Required task.
Write the data below out exactly as it stands. Do not include the pictures.

Part of a data file
___

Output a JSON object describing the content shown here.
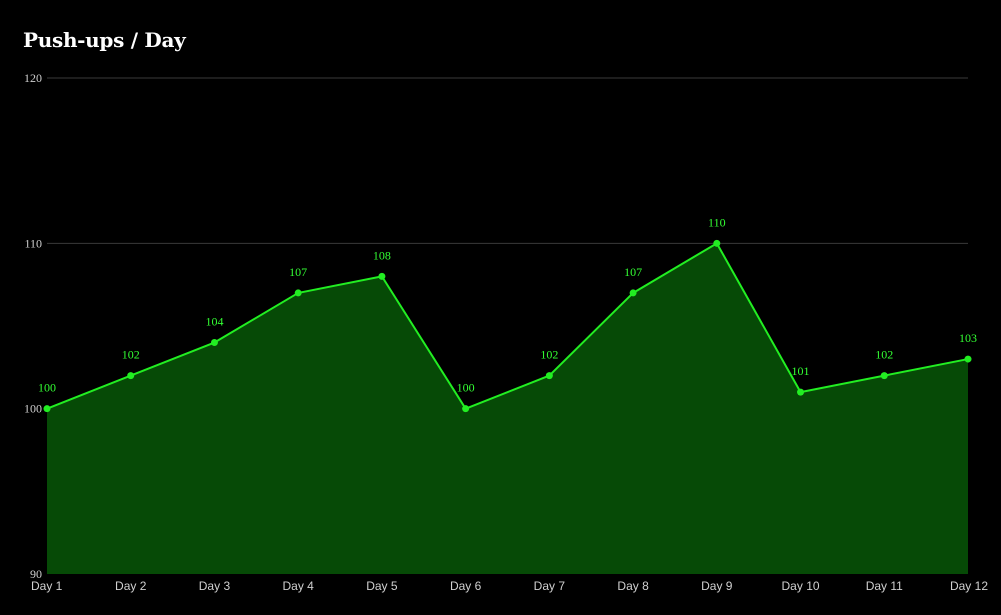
{
  "chart_data": {
    "type": "area",
    "title": "Push-ups / Day",
    "categories": [
      "Day 1",
      "Day 2",
      "Day 3",
      "Day 4",
      "Day 5",
      "Day 6",
      "Day 7",
      "Day 8",
      "Day 9",
      "Day 10",
      "Day 11",
      "Day 12"
    ],
    "values": [
      100,
      102,
      104,
      107,
      108,
      100,
      102,
      107,
      110,
      101,
      102,
      103
    ],
    "ylim": [
      90,
      120
    ],
    "yticks": [
      90,
      100,
      110,
      120
    ],
    "xlabel": "",
    "ylabel": "",
    "grid": true,
    "data_labels": true,
    "legend": "none",
    "colors": {
      "background": "#000000",
      "line": "#22ee22",
      "fill": "#064a06",
      "label": "#33ff33",
      "grid": "#3a3a3a"
    }
  }
}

___

Expected answer.
Output a JSON object describing the content shown here.
{
  "chart_data": {
    "type": "area",
    "title": "Push-ups / Day",
    "categories": [
      "Day 1",
      "Day 2",
      "Day 3",
      "Day 4",
      "Day 5",
      "Day 6",
      "Day 7",
      "Day 8",
      "Day 9",
      "Day 10",
      "Day 11",
      "Day 12"
    ],
    "values": [
      100,
      102,
      104,
      107,
      108,
      100,
      102,
      107,
      110,
      101,
      102,
      103
    ],
    "ylim": [
      90,
      120
    ],
    "yticks": [
      90,
      100,
      110,
      120
    ],
    "xlabel": "",
    "ylabel": "",
    "grid": true,
    "data_labels": true,
    "legend": "none",
    "colors": {
      "background": "#000000",
      "line": "#22ee22",
      "fill": "#064a06",
      "label": "#33ff33",
      "grid": "#3a3a3a"
    }
  }
}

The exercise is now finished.